[Dataset excerpts]
BEGIN

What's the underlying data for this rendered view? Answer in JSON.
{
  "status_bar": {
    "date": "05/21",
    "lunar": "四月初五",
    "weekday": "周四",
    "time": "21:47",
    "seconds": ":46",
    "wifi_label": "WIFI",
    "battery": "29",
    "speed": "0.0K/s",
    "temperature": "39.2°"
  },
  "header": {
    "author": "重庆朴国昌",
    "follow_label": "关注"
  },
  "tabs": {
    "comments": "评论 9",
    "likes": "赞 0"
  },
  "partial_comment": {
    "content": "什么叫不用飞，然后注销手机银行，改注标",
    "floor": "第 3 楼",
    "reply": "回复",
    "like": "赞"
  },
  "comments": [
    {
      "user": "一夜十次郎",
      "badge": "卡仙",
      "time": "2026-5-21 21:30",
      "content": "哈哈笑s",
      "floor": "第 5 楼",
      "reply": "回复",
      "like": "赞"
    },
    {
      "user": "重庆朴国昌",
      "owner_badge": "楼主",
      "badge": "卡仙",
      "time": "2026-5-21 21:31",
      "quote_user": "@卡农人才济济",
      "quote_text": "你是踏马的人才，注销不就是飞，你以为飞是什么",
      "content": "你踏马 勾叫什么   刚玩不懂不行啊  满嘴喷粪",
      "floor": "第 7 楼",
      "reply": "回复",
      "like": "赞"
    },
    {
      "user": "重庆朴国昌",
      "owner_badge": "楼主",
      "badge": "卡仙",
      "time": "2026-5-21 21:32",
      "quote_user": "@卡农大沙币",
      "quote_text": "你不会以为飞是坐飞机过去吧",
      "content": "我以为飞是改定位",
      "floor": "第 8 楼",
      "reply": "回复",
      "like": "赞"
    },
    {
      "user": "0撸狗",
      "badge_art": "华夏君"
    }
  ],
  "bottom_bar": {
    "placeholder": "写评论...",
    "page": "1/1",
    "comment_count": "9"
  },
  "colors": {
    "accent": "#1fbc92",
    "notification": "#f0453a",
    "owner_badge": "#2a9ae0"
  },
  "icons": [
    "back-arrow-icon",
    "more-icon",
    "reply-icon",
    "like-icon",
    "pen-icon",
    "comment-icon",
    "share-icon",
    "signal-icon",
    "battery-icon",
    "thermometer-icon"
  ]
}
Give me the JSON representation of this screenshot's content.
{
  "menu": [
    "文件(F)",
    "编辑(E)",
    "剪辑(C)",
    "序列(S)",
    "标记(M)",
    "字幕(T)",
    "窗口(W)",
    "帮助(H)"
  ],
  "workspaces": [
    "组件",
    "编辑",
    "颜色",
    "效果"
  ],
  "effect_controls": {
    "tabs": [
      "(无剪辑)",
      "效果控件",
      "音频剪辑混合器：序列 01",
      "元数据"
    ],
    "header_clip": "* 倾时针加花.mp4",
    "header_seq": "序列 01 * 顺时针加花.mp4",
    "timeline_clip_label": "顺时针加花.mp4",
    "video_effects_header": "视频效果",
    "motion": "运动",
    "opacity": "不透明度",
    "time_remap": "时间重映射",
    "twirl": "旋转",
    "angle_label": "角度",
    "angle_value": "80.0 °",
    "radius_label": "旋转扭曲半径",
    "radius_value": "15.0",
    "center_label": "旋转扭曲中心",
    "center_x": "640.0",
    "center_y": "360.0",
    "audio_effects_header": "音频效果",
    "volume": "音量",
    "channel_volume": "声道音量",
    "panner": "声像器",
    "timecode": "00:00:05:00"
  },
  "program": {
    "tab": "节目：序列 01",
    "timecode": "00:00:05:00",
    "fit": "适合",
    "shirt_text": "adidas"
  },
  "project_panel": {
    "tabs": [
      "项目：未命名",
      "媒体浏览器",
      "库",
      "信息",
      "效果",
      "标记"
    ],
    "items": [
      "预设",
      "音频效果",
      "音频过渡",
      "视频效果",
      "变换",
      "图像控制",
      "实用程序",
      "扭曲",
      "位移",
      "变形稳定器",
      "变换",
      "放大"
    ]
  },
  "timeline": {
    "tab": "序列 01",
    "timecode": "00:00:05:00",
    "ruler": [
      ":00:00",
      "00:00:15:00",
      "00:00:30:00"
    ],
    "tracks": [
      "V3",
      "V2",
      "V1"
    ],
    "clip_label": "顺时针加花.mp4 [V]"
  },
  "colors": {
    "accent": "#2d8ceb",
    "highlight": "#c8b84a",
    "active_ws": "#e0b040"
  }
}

END

### WORK TO COMPLETE
Return each entry from the material above exactly as it appears.

### REPLY TO THE TASK
What's the underlying data for this rendered view? Answer in JSON.
{
  "status_bar": {
    "date": "05/21",
    "lunar": "四月初五",
    "weekday": "周四",
    "time": "21:47",
    "seconds": ":46",
    "wifi_label": "WIFI",
    "battery": "29",
    "speed": "0.0K/s",
    "temperature": "39.2°"
  },
  "header": {
    "author": "重庆朴国昌",
    "follow_label": "关注"
  },
  "tabs": {
    "comments": "评论 9",
    "likes": "赞 0"
  },
  "partial_comment": {
    "content": "什么叫不用飞，然后注销手机银行，改注标",
    "floor": "第 3 楼",
    "reply": "回复",
    "like": "赞"
  },
  "comments": [
    {
      "user": "一夜十次郎",
      "badge": "卡仙",
      "time": "2026-5-21 21:30",
      "content": "哈哈笑s",
      "floor": "第 5 楼",
      "reply": "回复",
      "like": "赞"
    },
    {
      "user": "重庆朴国昌",
      "owner_badge": "楼主",
      "badge": "卡仙",
      "time": "2026-5-21 21:31",
      "quote_user": "@卡农人才济济",
      "quote_text": "你是踏马的人才，注销不就是飞，你以为飞是什么",
      "content": "你踏马 勾叫什么   刚玩不懂不行啊  满嘴喷粪",
      "floor": "第 7 楼",
      "reply": "回复",
      "like": "赞"
    },
    {
      "user": "重庆朴国昌",
      "owner_badge": "楼主",
      "badge": "卡仙",
      "time": "2026-5-21 21:32",
      "quote_user": "@卡农大沙币",
      "quote_text": "你不会以为飞是坐飞机过去吧",
      "content": "我以为飞是改定位",
      "floor": "第 8 楼",
      "reply": "回复",
      "like": "赞"
    },
    {
      "user": "0撸狗",
      "badge_art": "华夏君"
    }
  ],
  "bottom_bar": {
    "placeholder": "写评论...",
    "page": "1/1",
    "comment_count": "9"
  },
  "colors": {
    "accent": "#1fbc92",
    "notification": "#f0453a",
    "owner_badge": "#2a9ae0"
  },
  "icons": [
    "back-arrow-icon",
    "more-icon",
    "reply-icon",
    "like-icon",
    "pen-icon",
    "comment-icon",
    "share-icon",
    "signal-icon",
    "battery-icon",
    "thermometer-icon"
  ]
}
Give me the JSON representation of this screenshot's content.
{
  "menu": [
    "文件(F)",
    "编辑(E)",
    "剪辑(C)",
    "序列(S)",
    "标记(M)",
    "字幕(T)",
    "窗口(W)",
    "帮助(H)"
  ],
  "workspaces": [
    "组件",
    "编辑",
    "颜色",
    "效果"
  ],
  "effect_controls": {
    "tabs": [
      "(无剪辑)",
      "效果控件",
      "音频剪辑混合器：序列 01",
      "元数据"
    ],
    "header_clip": "* 倾时针加花.mp4",
    "header_seq": "序列 01 * 顺时针加花.mp4",
    "timeline_clip_label": "顺时针加花.mp4",
    "video_effects_header": "视频效果",
    "motion": "运动",
    "opacity": "不透明度",
    "time_remap": "时间重映射",
    "twirl": "旋转",
    "angle_label": "角度",
    "angle_value": "80.0 °",
    "radius_label": "旋转扭曲半径",
    "radius_value": "15.0",
    "center_label": "旋转扭曲中心",
    "center_x": "640.0",
    "center_y": "360.0",
    "audio_effects_header": "音频效果",
    "volume": "音量",
    "channel_volume": "声道音量",
    "panner": "声像器",
    "timecode": "00:00:05:00"
  },
  "program": {
    "tab": "节目：序列 01",
    "timecode": "00:00:05:00",
    "fit": "适合",
    "shirt_text": "adidas"
  },
  "project_panel": {
    "tabs": [
      "项目：未命名",
      "媒体浏览器",
      "库",
      "信息",
      "效果",
      "标记"
    ],
    "items": [
      "预设",
      "音频效果",
      "音频过渡",
      "视频效果",
      "变换",
      "图像控制",
      "实用程序",
      "扭曲",
      "位移",
      "变形稳定器",
      "变换",
      "放大"
    ]
  },
  "timeline": {
    "tab": "序列 01",
    "timecode": "00:00:05:00",
    "ruler": [
      ":00:00",
      "00:00:15:00",
      "00:00:30:00"
    ],
    "tracks": [
      "V3",
      "V2",
      "V1"
    ],
    "clip_label": "顺时针加花.mp4 [V]"
  },
  "colors": {
    "accent": "#2d8ceb",
    "highlight": "#c8b84a",
    "active_ws": "#e0b040"
  }
}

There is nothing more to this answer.